**Requirement:** In the listing below, pick out lines with "Gertrud".

**Given records:**
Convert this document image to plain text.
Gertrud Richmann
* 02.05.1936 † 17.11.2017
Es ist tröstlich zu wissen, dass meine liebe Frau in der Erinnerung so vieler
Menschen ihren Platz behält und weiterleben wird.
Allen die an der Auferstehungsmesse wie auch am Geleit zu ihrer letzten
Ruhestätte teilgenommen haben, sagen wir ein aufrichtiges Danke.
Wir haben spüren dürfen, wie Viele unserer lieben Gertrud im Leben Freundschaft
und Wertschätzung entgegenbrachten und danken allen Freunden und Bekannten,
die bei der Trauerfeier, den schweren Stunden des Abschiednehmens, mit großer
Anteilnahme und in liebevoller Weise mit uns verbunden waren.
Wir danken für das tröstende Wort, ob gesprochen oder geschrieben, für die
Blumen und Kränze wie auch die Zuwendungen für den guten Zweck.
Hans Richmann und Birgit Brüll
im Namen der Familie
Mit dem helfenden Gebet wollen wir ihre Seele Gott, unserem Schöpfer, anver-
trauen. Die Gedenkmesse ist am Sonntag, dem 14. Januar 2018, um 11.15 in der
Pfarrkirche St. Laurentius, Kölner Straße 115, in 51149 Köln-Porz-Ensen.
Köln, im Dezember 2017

**Solution to the exercise:**
Gertrud Richmann
Wir haben spüren dürfen, wie Viele unserer lieben Gertrud im Leben Freundschaft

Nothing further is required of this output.